### WRITTEN PROBLEM
Restate every line of the material, word for word.

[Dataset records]
-- BEGIN --

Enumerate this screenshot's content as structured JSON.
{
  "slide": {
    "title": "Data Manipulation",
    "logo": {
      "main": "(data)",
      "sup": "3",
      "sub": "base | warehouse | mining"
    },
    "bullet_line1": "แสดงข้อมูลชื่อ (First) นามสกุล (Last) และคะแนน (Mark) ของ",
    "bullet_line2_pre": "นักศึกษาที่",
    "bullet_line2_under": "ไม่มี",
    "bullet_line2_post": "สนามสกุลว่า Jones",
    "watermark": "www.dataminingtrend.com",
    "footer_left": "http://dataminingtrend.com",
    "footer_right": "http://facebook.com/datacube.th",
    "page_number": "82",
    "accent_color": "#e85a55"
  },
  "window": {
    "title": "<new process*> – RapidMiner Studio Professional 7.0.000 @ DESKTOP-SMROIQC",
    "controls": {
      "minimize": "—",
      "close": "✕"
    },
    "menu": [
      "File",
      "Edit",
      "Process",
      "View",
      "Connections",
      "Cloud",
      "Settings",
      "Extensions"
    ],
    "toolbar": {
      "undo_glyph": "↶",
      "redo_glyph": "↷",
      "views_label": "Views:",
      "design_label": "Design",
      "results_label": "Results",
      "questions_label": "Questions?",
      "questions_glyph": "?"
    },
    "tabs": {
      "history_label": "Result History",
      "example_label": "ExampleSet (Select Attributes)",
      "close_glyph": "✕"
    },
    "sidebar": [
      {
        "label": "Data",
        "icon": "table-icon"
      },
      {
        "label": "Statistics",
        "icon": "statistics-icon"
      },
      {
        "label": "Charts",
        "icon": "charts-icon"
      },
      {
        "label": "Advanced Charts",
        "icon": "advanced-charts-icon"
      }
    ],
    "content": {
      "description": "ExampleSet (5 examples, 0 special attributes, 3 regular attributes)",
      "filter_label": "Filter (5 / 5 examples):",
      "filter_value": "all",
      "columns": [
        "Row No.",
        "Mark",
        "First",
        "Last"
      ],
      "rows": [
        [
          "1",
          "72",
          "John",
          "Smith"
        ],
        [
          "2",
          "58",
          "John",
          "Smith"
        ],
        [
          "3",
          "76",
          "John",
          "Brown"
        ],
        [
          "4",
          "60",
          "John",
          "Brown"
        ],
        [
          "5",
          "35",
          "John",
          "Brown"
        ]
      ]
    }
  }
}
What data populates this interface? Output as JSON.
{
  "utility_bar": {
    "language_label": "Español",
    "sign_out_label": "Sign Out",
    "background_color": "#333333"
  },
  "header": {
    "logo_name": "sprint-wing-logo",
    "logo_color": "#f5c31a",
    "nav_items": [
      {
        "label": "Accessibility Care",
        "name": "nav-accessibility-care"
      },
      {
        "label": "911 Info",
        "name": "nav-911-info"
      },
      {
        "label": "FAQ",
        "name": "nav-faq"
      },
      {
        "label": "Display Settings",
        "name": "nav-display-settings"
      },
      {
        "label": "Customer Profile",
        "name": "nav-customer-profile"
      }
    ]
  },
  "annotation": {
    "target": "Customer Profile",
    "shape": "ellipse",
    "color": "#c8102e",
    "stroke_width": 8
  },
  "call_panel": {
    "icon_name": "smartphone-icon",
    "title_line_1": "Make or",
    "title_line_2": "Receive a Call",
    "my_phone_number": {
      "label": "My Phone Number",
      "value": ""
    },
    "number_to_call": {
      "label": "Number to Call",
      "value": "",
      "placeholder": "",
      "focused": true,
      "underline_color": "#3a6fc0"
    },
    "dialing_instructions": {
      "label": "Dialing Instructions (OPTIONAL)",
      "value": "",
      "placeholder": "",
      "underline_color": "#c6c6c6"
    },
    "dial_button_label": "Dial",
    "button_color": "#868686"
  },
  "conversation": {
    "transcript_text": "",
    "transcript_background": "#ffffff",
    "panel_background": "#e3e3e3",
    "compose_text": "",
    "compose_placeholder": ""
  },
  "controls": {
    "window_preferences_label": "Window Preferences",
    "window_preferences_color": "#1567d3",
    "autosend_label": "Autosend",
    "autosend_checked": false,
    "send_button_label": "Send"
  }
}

-- END --

### THE RESPONSE
Enumerate this screenshot's content as structured JSON.
{
  "slide": {
    "title": "Data Manipulation",
    "logo": {
      "main": "(data)",
      "sup": "3",
      "sub": "base | warehouse | mining"
    },
    "bullet_line1": "แสดงข้อมูลชื่อ (First) นามสกุล (Last) และคะแนน (Mark) ของ",
    "bullet_line2_pre": "นักศึกษาที่",
    "bullet_line2_under": "ไม่มี",
    "bullet_line2_post": "สนามสกุลว่า Jones",
    "watermark": "www.dataminingtrend.com",
    "footer_left": "http://dataminingtrend.com",
    "footer_right": "http://facebook.com/datacube.th",
    "page_number": "82",
    "accent_color": "#e85a55"
  },
  "window": {
    "title": "<new process*> – RapidMiner Studio Professional 7.0.000 @ DESKTOP-SMROIQC",
    "controls": {
      "minimize": "—",
      "close": "✕"
    },
    "menu": [
      "File",
      "Edit",
      "Process",
      "View",
      "Connections",
      "Cloud",
      "Settings",
      "Extensions"
    ],
    "toolbar": {
      "undo_glyph": "↶",
      "redo_glyph": "↷",
      "views_label": "Views:",
      "design_label": "Design",
      "results_label": "Results",
      "questions_label": "Questions?",
      "questions_glyph": "?"
    },
    "tabs": {
      "history_label": "Result History",
      "example_label": "ExampleSet (Select Attributes)",
      "close_glyph": "✕"
    },
    "sidebar": [
      {
        "label": "Data",
        "icon": "table-icon"
      },
      {
        "label": "Statistics",
        "icon": "statistics-icon"
      },
      {
        "label": "Charts",
        "icon": "charts-icon"
      },
      {
        "label": "Advanced Charts",
        "icon": "advanced-charts-icon"
      }
    ],
    "content": {
      "description": "ExampleSet (5 examples, 0 special attributes, 3 regular attributes)",
      "filter_label": "Filter (5 / 5 examples):",
      "filter_value": "all",
      "columns": [
        "Row No.",
        "Mark",
        "First",
        "Last"
      ],
      "rows": [
        [
          "1",
          "72",
          "John",
          "Smith"
        ],
        [
          "2",
          "58",
          "John",
          "Smith"
        ],
        [
          "3",
          "76",
          "John",
          "Brown"
        ],
        [
          "4",
          "60",
          "John",
          "Brown"
        ],
        [
          "5",
          "35",
          "John",
          "Brown"
        ]
      ]
    }
  }
}
What data populates this interface? Output as JSON.
{
  "utility_bar": {
    "language_label": "Español",
    "sign_out_label": "Sign Out",
    "background_color": "#333333"
  },
  "header": {
    "logo_name": "sprint-wing-logo",
    "logo_color": "#f5c31a",
    "nav_items": [
      {
        "label": "Accessibility Care",
        "name": "nav-accessibility-care"
      },
      {
        "label": "911 Info",
        "name": "nav-911-info"
      },
      {
        "label": "FAQ",
        "name": "nav-faq"
      },
      {
        "label": "Display Settings",
        "name": "nav-display-settings"
      },
      {
        "label": "Customer Profile",
        "name": "nav-customer-profile"
      }
    ]
  },
  "annotation": {
    "target": "Customer Profile",
    "shape": "ellipse",
    "color": "#c8102e",
    "stroke_width": 8
  },
  "call_panel": {
    "icon_name": "smartphone-icon",
    "title_line_1": "Make or",
    "title_line_2": "Receive a Call",
    "my_phone_number": {
      "label": "My Phone Number",
      "value": ""
    },
    "number_to_call": {
      "label": "Number to Call",
      "value": "",
      "placeholder": "",
      "focused": true,
      "underline_color": "#3a6fc0"
    },
    "dialing_instructions": {
      "label": "Dialing Instructions (OPTIONAL)",
      "value": "",
      "placeholder": "",
      "underline_color": "#c6c6c6"
    },
    "dial_button_label": "Dial",
    "button_color": "#868686"
  },
  "conversation": {
    "transcript_text": "",
    "transcript_background": "#ffffff",
    "panel_background": "#e3e3e3",
    "compose_text": "",
    "compose_placeholder": ""
  },
  "controls": {
    "window_preferences_label": "Window Preferences",
    "window_preferences_color": "#1567d3",
    "autosend_label": "Autosend",
    "autosend_checked": false,
    "send_button_label": "Send"
  }
}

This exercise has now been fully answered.